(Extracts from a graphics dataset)
⁂
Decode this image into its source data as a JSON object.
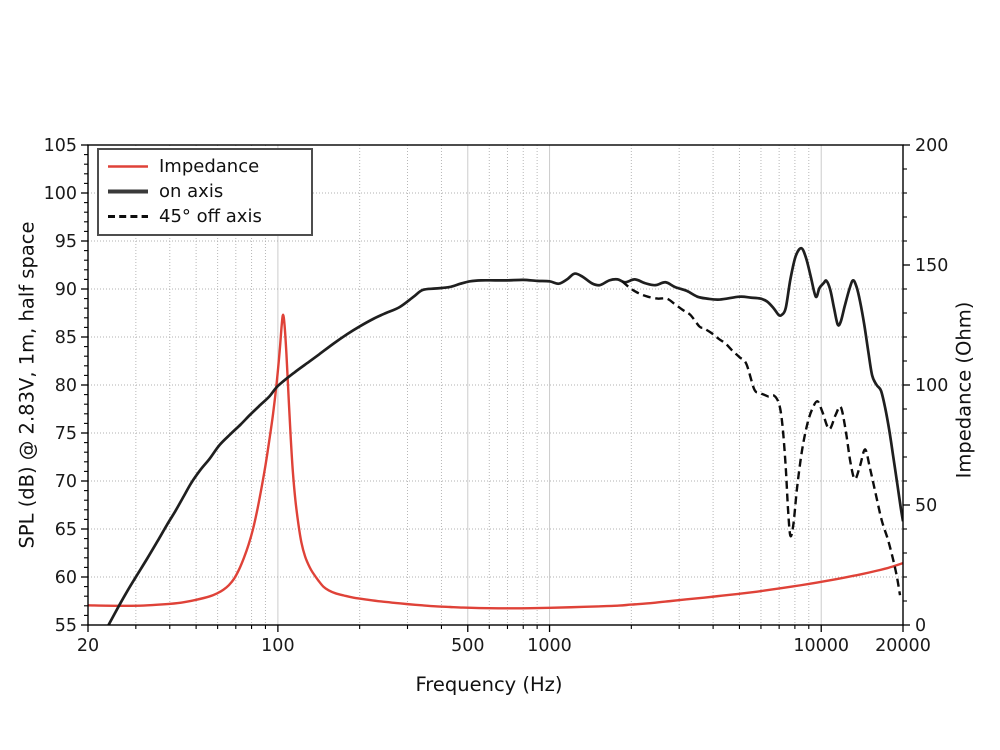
{
  "chart_data": {
    "type": "line",
    "x_axis": {
      "label": "Frequency (Hz)",
      "scale": "log",
      "min": 20,
      "max": 20000,
      "major_ticks": [
        {
          "v": 20,
          "l": "20"
        },
        {
          "v": 100,
          "l": "100"
        },
        {
          "v": 500,
          "l": "500"
        },
        {
          "v": 1000,
          "l": "1000"
        },
        {
          "v": 10000,
          "l": "10000"
        },
        {
          "v": 20000,
          "l": "20000"
        }
      ],
      "minor_ticks": [
        30,
        40,
        50,
        60,
        70,
        80,
        90,
        200,
        300,
        400,
        600,
        700,
        800,
        900,
        2000,
        3000,
        4000,
        5000,
        6000,
        7000,
        8000,
        9000
      ]
    },
    "y_left_axis": {
      "label": "SPL (dB) @ 2.83V, 1m, half space",
      "min": 55,
      "max": 105,
      "major_step": 5,
      "minor_step": 1
    },
    "y_right_axis": {
      "label": "Impedance (Ohm)",
      "min": 0,
      "max": 200,
      "major_step": 50,
      "minor_step": 10
    },
    "grid": {
      "style": "dotted",
      "color": "#b0b0b0"
    },
    "legend_position": "top-left",
    "series": [
      {
        "name": "Impedance",
        "axis": "right",
        "unit": "Ohm",
        "color": "#df4238",
        "style": "solid",
        "points": [
          [
            20,
            8.2
          ],
          [
            26,
            8.0
          ],
          [
            32,
            8.1
          ],
          [
            38,
            8.6
          ],
          [
            44,
            9.3
          ],
          [
            50,
            10.5
          ],
          [
            56,
            11.9
          ],
          [
            60,
            13.3
          ],
          [
            63,
            14.7
          ],
          [
            66,
            16.6
          ],
          [
            69,
            19.3
          ],
          [
            72,
            23.2
          ],
          [
            75,
            28
          ],
          [
            78,
            33.5
          ],
          [
            81,
            40
          ],
          [
            84,
            48
          ],
          [
            87,
            57
          ],
          [
            90,
            66.5
          ],
          [
            93,
            77
          ],
          [
            96,
            88
          ],
          [
            99,
            101
          ],
          [
            101.5,
            114
          ],
          [
            103.3,
            125
          ],
          [
            104.5,
            129.3
          ],
          [
            105.8,
            125
          ],
          [
            107.5,
            113
          ],
          [
            109.5,
            95
          ],
          [
            111.5,
            78
          ],
          [
            113.5,
            64
          ],
          [
            116,
            52
          ],
          [
            119,
            42
          ],
          [
            122,
            34.5
          ],
          [
            126,
            28.5
          ],
          [
            131,
            24
          ],
          [
            135,
            21.5
          ],
          [
            141,
            18.5
          ],
          [
            147,
            16.0
          ],
          [
            154,
            14.4
          ],
          [
            163,
            13.2
          ],
          [
            175,
            12.3
          ],
          [
            190,
            11.4
          ],
          [
            215,
            10.5
          ],
          [
            240,
            9.8
          ],
          [
            270,
            9.2
          ],
          [
            300,
            8.7
          ],
          [
            340,
            8.2
          ],
          [
            380,
            7.8
          ],
          [
            430,
            7.5
          ],
          [
            480,
            7.25
          ],
          [
            550,
            7.05
          ],
          [
            650,
            6.95
          ],
          [
            750,
            6.95
          ],
          [
            850,
            7.0
          ],
          [
            1000,
            7.15
          ],
          [
            1200,
            7.4
          ],
          [
            1500,
            7.75
          ],
          [
            1800,
            8.1
          ],
          [
            2000,
            8.5
          ],
          [
            2400,
            9.2
          ],
          [
            2800,
            10.0
          ],
          [
            3200,
            10.7
          ],
          [
            3700,
            11.4
          ],
          [
            4300,
            12.2
          ],
          [
            5000,
            13.0
          ],
          [
            5800,
            13.9
          ],
          [
            6700,
            14.9
          ],
          [
            7800,
            16.0
          ],
          [
            9000,
            17.1
          ],
          [
            10500,
            18.4
          ],
          [
            12000,
            19.6
          ],
          [
            14000,
            21.1
          ],
          [
            16000,
            22.6
          ],
          [
            18000,
            24.1
          ],
          [
            20000,
            25.8
          ]
        ]
      },
      {
        "name": "on axis",
        "axis": "left",
        "unit": "dB",
        "color": "#1f1f1f",
        "style": "solid",
        "points": [
          [
            23.8,
            55
          ],
          [
            26,
            57.0
          ],
          [
            28,
            58.6
          ],
          [
            30,
            60.0
          ],
          [
            33,
            61.9
          ],
          [
            36,
            63.7
          ],
          [
            39,
            65.4
          ],
          [
            42,
            66.9
          ],
          [
            45,
            68.4
          ],
          [
            48,
            69.8
          ],
          [
            52,
            71.2
          ],
          [
            56,
            72.3
          ],
          [
            61,
            73.75
          ],
          [
            67,
            74.9
          ],
          [
            73,
            75.9
          ],
          [
            79,
            76.9
          ],
          [
            86,
            77.9
          ],
          [
            93,
            78.8
          ],
          [
            100,
            79.9
          ],
          [
            115,
            81.3
          ],
          [
            130,
            82.4
          ],
          [
            142,
            83.2
          ],
          [
            160,
            84.3
          ],
          [
            180,
            85.3
          ],
          [
            200,
            86.1
          ],
          [
            225,
            86.9
          ],
          [
            250,
            87.5
          ],
          [
            280,
            88.1
          ],
          [
            316,
            89.2
          ],
          [
            341,
            89.9
          ],
          [
            380,
            90.05
          ],
          [
            428,
            90.2
          ],
          [
            470,
            90.55
          ],
          [
            510,
            90.8
          ],
          [
            560,
            90.9
          ],
          [
            630,
            90.9
          ],
          [
            700,
            90.9
          ],
          [
            800,
            90.95
          ],
          [
            900,
            90.85
          ],
          [
            1000,
            90.8
          ],
          [
            1080,
            90.55
          ],
          [
            1160,
            91.0
          ],
          [
            1235,
            91.6
          ],
          [
            1320,
            91.3
          ],
          [
            1430,
            90.6
          ],
          [
            1530,
            90.4
          ],
          [
            1660,
            90.9
          ],
          [
            1780,
            91.0
          ],
          [
            1900,
            90.7
          ],
          [
            2060,
            91.0
          ],
          [
            2250,
            90.6
          ],
          [
            2450,
            90.4
          ],
          [
            2670,
            90.7
          ],
          [
            2900,
            90.2
          ],
          [
            3200,
            89.8
          ],
          [
            3500,
            89.2
          ],
          [
            3800,
            89.0
          ],
          [
            4230,
            88.9
          ],
          [
            5000,
            89.2
          ],
          [
            5500,
            89.1
          ],
          [
            5970,
            89.0
          ],
          [
            6320,
            88.7
          ],
          [
            6680,
            88.0
          ],
          [
            6970,
            87.3
          ],
          [
            7150,
            87.3
          ],
          [
            7400,
            88.0
          ],
          [
            7700,
            91.0
          ],
          [
            8050,
            93.4
          ],
          [
            8450,
            94.25
          ],
          [
            8800,
            93.2
          ],
          [
            9150,
            91.3
          ],
          [
            9550,
            89.2
          ],
          [
            9850,
            90.1
          ],
          [
            10200,
            90.6
          ],
          [
            10450,
            90.85
          ],
          [
            10800,
            89.9
          ],
          [
            11150,
            88.0
          ],
          [
            11500,
            86.3
          ],
          [
            11800,
            86.6
          ],
          [
            12200,
            88.2
          ],
          [
            12700,
            90.0
          ],
          [
            13100,
            90.9
          ],
          [
            13500,
            90.2
          ],
          [
            13900,
            88.7
          ],
          [
            14400,
            86.3
          ],
          [
            14900,
            83.5
          ],
          [
            15400,
            81.0
          ],
          [
            16000,
            80.0
          ],
          [
            16600,
            79.4
          ],
          [
            17200,
            77.6
          ],
          [
            17800,
            75.3
          ],
          [
            18400,
            72.6
          ],
          [
            19100,
            69.5
          ],
          [
            19600,
            67.3
          ],
          [
            20000,
            65.8
          ]
        ]
      },
      {
        "name": "45° off axis",
        "axis": "left",
        "unit": "dB",
        "color": "#0d0d0d",
        "style": "dashed",
        "points": [
          [
            1850,
            90.8
          ],
          [
            2000,
            90.0
          ],
          [
            2150,
            89.5
          ],
          [
            2300,
            89.2
          ],
          [
            2500,
            89.0
          ],
          [
            2700,
            89.0
          ],
          [
            2900,
            88.4
          ],
          [
            3100,
            87.8
          ],
          [
            3300,
            87.3
          ],
          [
            3560,
            86.1
          ],
          [
            3700,
            85.9
          ],
          [
            3950,
            85.4
          ],
          [
            4200,
            84.8
          ],
          [
            4450,
            84.3
          ],
          [
            4700,
            83.6
          ],
          [
            5000,
            82.9
          ],
          [
            5300,
            82.2
          ],
          [
            5660,
            79.6
          ],
          [
            5900,
            79.2
          ],
          [
            6150,
            79.0
          ],
          [
            6400,
            78.8
          ],
          [
            6700,
            78.9
          ],
          [
            7000,
            78.0
          ],
          [
            7200,
            75.8
          ],
          [
            7400,
            71.5
          ],
          [
            7550,
            67.0
          ],
          [
            7700,
            64.3
          ],
          [
            7900,
            65.5
          ],
          [
            8150,
            69.3
          ],
          [
            8500,
            73.2
          ],
          [
            8900,
            76.0
          ],
          [
            9300,
            77.6
          ],
          [
            9700,
            78.3
          ],
          [
            10100,
            77.2
          ],
          [
            10700,
            75.4
          ],
          [
            11300,
            76.9
          ],
          [
            11800,
            77.7
          ],
          [
            12300,
            75.3
          ],
          [
            12800,
            72.0
          ],
          [
            13300,
            70.2
          ],
          [
            13900,
            71.6
          ],
          [
            14500,
            73.3
          ],
          [
            15100,
            71.4
          ],
          [
            15800,
            68.9
          ],
          [
            16700,
            65.9
          ],
          [
            17600,
            63.9
          ],
          [
            18400,
            61.8
          ],
          [
            19000,
            60.0
          ],
          [
            19500,
            58.1
          ]
        ]
      }
    ]
  }
}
⁂
• WHAT IS EXPECTED: Look through the records and gather each line with the word "style".

• WORKED SOLUTION:
      "style": "dotted",
        "style": "solid",
        "style": "solid",
        "style": "dashed",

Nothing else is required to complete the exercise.